Aim of the task. Repeat precisely, and only, the lines between the line containing "Decode this image" and the end of the listing below, both ends included.
┄┄┄┄┄┄┄┄┄┄┄┄┄┄┄┄┄┄┄┄
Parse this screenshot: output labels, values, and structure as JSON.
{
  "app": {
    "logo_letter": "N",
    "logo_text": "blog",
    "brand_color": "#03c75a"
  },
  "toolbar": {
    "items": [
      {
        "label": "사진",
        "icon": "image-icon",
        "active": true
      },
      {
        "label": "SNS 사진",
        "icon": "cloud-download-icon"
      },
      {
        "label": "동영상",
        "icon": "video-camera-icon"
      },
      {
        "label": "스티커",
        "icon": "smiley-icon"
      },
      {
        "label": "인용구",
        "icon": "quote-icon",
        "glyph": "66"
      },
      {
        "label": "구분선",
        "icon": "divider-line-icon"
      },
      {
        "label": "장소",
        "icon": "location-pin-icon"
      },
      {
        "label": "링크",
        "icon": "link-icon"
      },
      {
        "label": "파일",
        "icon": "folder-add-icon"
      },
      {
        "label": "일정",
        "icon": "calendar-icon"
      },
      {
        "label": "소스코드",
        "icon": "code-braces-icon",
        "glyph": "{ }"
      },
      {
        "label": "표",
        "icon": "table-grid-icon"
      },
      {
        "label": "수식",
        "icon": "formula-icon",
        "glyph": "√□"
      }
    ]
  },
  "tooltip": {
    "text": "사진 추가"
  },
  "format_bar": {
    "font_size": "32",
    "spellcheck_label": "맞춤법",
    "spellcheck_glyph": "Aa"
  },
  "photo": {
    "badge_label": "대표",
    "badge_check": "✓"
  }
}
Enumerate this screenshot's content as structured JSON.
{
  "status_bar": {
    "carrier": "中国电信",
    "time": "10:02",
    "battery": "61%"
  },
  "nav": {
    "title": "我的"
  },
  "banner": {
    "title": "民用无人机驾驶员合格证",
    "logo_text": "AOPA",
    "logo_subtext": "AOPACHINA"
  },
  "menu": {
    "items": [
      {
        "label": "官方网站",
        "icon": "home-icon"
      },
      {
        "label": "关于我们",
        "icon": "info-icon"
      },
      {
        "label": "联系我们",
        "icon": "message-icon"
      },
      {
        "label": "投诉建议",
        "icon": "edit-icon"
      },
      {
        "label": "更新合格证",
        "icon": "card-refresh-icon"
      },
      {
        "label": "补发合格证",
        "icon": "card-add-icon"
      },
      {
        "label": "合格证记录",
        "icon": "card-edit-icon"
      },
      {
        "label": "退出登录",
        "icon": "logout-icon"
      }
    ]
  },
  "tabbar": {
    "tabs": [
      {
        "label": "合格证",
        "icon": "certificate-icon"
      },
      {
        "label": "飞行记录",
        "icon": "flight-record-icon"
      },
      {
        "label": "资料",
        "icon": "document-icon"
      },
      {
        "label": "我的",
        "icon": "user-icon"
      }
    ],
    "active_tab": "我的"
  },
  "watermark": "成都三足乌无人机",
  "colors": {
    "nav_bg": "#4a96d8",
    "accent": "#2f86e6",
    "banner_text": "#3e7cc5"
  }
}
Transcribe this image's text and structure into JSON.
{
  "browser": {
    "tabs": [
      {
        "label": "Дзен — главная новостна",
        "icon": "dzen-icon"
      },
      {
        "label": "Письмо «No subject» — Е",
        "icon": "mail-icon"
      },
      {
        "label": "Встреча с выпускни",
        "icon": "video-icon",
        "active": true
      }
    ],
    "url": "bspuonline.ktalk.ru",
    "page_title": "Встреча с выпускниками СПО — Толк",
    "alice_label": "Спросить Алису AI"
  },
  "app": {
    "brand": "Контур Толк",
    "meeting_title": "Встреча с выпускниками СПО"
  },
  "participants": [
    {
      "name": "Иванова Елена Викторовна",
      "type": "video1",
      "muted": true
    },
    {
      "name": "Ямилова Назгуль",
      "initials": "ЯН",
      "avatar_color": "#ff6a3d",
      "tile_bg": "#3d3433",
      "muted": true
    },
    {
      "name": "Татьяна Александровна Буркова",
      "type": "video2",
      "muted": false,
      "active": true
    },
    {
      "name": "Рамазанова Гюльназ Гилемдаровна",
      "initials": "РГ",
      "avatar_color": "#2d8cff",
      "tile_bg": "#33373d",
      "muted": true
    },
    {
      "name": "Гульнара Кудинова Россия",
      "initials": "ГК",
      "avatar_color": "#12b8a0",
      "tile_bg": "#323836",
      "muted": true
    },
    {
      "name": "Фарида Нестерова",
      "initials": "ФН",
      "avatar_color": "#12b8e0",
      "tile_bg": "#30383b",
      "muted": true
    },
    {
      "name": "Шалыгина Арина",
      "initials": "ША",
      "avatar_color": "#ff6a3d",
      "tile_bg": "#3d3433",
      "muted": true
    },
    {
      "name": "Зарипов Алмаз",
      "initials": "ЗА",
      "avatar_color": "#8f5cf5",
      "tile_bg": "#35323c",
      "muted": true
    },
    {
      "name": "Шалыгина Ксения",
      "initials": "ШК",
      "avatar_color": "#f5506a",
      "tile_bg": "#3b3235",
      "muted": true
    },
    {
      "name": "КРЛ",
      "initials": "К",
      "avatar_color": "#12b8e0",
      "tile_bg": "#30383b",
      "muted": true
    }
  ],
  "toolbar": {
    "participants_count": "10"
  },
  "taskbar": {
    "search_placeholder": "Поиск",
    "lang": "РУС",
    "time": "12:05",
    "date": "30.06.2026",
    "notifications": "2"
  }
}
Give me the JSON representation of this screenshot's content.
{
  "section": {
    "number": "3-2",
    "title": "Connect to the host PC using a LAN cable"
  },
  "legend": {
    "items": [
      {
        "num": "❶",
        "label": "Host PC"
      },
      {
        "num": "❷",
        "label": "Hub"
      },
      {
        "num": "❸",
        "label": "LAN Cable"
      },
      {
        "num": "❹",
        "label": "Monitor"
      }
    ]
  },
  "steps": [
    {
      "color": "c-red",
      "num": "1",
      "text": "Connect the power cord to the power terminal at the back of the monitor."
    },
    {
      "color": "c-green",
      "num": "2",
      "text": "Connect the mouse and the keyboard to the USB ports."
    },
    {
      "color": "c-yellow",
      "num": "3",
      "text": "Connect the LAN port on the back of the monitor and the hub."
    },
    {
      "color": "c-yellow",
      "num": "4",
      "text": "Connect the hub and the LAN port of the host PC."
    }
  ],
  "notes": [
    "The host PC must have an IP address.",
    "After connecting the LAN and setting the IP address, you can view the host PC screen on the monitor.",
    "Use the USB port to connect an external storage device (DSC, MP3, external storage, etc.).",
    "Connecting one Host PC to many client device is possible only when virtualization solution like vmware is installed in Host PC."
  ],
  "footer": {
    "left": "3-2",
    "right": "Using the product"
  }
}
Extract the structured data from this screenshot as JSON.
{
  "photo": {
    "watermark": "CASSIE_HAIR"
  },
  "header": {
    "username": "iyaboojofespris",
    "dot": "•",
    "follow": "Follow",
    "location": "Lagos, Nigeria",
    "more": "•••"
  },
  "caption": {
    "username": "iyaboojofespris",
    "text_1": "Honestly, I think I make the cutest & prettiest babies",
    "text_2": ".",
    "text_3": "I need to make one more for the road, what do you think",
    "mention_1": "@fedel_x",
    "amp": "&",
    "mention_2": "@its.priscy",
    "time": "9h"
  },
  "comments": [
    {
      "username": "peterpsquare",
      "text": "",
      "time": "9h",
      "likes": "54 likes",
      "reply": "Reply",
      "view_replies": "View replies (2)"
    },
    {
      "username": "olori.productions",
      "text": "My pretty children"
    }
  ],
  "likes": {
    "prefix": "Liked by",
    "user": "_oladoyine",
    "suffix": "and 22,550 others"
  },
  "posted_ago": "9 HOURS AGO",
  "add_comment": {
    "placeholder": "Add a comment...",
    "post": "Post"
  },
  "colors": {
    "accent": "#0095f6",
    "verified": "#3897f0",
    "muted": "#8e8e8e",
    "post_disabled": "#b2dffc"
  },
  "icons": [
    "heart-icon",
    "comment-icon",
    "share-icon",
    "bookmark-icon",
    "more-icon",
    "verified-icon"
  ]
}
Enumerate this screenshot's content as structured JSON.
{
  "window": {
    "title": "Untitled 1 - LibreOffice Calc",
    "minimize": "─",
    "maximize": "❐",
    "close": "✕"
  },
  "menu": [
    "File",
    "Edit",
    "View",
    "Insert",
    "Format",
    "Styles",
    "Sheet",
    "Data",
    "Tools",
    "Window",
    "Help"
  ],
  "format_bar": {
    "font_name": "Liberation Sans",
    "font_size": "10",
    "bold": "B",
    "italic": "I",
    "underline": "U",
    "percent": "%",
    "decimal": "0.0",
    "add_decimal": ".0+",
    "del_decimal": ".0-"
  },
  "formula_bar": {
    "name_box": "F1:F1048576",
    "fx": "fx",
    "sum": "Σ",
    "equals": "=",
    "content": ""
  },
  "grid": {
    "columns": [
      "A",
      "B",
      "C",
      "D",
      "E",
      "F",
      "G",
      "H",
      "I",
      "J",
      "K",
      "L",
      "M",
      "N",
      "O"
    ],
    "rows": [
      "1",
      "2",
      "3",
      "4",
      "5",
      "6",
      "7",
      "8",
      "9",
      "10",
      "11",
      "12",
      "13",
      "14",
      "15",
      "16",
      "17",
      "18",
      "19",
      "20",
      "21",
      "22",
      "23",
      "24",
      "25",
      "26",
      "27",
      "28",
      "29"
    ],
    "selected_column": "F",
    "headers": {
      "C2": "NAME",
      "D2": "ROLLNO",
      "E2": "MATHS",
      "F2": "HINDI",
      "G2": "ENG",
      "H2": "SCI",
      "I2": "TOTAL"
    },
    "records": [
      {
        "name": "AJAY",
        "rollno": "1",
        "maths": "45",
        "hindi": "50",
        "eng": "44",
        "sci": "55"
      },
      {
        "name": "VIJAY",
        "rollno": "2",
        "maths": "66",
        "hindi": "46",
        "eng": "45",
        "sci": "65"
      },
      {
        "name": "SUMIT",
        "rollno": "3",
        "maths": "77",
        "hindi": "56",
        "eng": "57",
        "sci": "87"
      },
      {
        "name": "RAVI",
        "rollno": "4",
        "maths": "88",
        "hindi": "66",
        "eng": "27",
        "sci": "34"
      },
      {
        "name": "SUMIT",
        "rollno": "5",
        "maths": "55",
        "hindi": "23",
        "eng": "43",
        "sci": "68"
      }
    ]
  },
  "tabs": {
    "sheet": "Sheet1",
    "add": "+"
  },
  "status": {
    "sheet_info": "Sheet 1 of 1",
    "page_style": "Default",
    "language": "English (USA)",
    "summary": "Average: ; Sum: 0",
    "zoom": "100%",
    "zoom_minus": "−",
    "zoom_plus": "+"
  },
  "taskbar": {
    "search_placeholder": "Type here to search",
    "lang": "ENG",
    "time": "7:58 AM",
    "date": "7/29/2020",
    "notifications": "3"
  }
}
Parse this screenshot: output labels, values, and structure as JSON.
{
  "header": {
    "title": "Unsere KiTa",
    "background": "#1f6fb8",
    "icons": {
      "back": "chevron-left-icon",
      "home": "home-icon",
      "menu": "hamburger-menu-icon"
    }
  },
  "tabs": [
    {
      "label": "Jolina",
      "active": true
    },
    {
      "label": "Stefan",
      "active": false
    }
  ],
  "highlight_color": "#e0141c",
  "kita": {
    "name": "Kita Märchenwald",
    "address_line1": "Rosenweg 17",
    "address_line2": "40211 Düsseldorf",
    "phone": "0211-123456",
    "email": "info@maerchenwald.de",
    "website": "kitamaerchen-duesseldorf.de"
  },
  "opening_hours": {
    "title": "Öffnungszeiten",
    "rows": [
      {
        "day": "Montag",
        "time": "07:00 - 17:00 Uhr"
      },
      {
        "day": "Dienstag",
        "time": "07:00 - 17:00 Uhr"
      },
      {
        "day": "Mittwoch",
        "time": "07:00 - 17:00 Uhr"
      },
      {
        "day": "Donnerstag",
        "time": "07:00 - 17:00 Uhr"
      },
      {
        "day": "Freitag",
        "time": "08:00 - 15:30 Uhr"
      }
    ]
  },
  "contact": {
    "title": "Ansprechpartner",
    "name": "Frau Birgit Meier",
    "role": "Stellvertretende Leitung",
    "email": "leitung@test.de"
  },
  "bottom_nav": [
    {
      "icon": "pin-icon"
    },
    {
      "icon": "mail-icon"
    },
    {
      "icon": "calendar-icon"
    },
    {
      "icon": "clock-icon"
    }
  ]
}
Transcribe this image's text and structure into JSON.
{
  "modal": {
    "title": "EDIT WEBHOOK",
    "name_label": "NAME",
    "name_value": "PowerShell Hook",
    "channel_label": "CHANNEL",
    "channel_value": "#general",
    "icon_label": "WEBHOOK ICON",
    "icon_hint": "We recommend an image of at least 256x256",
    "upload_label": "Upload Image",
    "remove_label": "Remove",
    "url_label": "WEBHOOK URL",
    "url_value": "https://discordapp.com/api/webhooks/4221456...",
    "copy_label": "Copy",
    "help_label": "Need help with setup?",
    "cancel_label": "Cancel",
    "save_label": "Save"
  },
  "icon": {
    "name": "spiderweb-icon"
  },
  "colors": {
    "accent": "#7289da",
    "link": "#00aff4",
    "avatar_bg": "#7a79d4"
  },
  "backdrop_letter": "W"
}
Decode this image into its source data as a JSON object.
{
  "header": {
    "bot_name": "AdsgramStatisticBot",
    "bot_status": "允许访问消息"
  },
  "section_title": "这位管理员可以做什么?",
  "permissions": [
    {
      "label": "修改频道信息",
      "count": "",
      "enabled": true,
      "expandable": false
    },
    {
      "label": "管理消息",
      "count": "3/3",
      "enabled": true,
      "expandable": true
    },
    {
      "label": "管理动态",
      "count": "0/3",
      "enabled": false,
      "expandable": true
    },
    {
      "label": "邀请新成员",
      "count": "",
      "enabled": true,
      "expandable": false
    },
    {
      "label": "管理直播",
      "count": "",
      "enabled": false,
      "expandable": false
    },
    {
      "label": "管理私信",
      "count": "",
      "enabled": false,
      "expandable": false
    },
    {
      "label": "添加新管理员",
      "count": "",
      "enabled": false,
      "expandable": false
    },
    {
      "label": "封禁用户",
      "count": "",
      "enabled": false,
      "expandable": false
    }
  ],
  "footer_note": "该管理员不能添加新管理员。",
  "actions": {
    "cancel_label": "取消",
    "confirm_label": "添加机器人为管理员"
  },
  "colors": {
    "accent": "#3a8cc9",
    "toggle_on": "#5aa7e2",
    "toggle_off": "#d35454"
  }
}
┄┄┄┄┄┄┄┄┄┄┄┄┄┄┄┄┄┄┄┄
Output of the task.
Decode this image into its source data as a JSON object.
{
  "header": {
    "bot_name": "AdsgramStatisticBot",
    "bot_status": "允许访问消息"
  },
  "section_title": "这位管理员可以做什么?",
  "permissions": [
    {
      "label": "修改频道信息",
      "count": "",
      "enabled": true,
      "expandable": false
    },
    {
      "label": "管理消息",
      "count": "3/3",
      "enabled": true,
      "expandable": true
    },
    {
      "label": "管理动态",
      "count": "0/3",
      "enabled": false,
      "expandable": true
    },
    {
      "label": "邀请新成员",
      "count": "",
      "enabled": true,
      "expandable": false
    },
    {
      "label": "管理直播",
      "count": "",
      "enabled": false,
      "expandable": false
    },
    {
      "label": "管理私信",
      "count": "",
      "enabled": false,
      "expandable": false
    },
    {
      "label": "添加新管理员",
      "count": "",
      "enabled": false,
      "expandable": false
    },
    {
      "label": "封禁用户",
      "count": "",
      "enabled": false,
      "expandable": false
    }
  ],
  "footer_note": "该管理员不能添加新管理员。",
  "actions": {
    "cancel_label": "取消",
    "confirm_label": "添加机器人为管理员"
  },
  "colors": {
    "accent": "#3a8cc9",
    "toggle_on": "#5aa7e2",
    "toggle_off": "#d35454"
  }
}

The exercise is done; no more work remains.